**WHAT IS ASKED**
Word for word, copy all the data and drop the pictures.
• • •
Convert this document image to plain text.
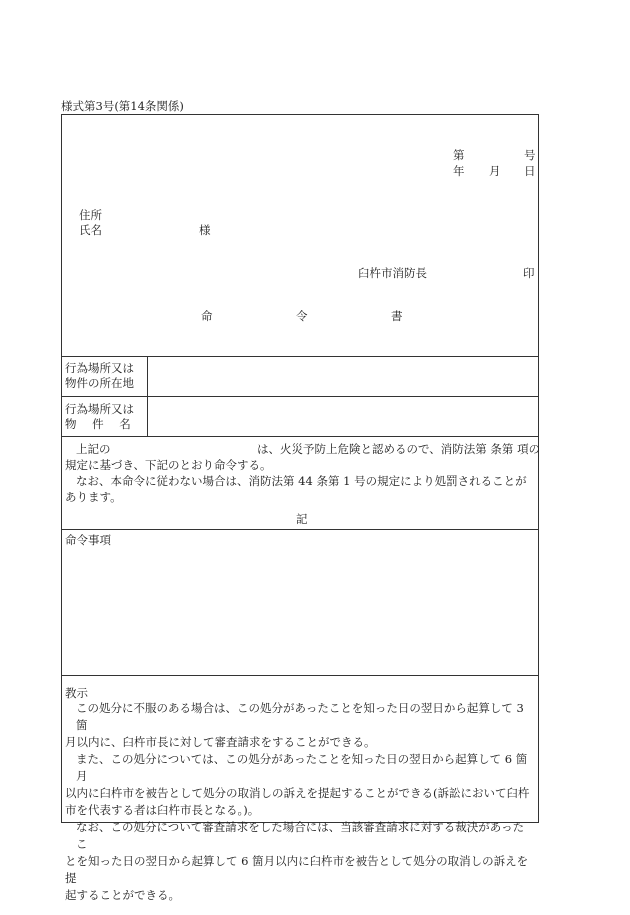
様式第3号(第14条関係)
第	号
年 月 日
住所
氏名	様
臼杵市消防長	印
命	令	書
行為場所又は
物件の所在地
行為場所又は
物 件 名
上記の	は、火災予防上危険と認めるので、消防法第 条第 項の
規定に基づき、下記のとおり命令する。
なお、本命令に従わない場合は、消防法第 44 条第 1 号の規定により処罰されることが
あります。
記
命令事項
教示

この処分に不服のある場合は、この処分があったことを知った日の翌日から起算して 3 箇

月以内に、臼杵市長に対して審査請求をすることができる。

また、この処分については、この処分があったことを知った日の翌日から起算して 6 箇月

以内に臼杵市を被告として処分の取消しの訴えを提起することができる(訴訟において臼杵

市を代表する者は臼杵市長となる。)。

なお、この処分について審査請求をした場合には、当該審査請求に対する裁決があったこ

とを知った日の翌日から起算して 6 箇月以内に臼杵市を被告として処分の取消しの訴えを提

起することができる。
• • •
**WRITTEN SOLUTION**
Convert this document image to plain text.
様式第3号(第14条関係)
第	号
年 月 日
住所
氏名	様
臼杵市消防長	印
命	令	書
行為場所又は
物件の所在地
行為場所又は
物 件 名
上記の	は、火災予防上危険と認めるので、消防法第 条第 項の
規定に基づき、下記のとおり命令する。
なお、本命令に従わない場合は、消防法第 44 条第 1 号の規定により処罰されることが
あります。
記
命令事項
教示

この処分に不服のある場合は、この処分があったことを知った日の翌日から起算して 3 箇

月以内に、臼杵市長に対して審査請求をすることができる。

また、この処分については、この処分があったことを知った日の翌日から起算して 6 箇月

以内に臼杵市を被告として処分の取消しの訴えを提起することができる(訴訟において臼杵

市を代表する者は臼杵市長となる。)。

なお、この処分について審査請求をした場合には、当該審査請求に対する裁決があったこ

とを知った日の翌日から起算して 6 箇月以内に臼杵市を被告として処分の取消しの訴えを提

起することができる。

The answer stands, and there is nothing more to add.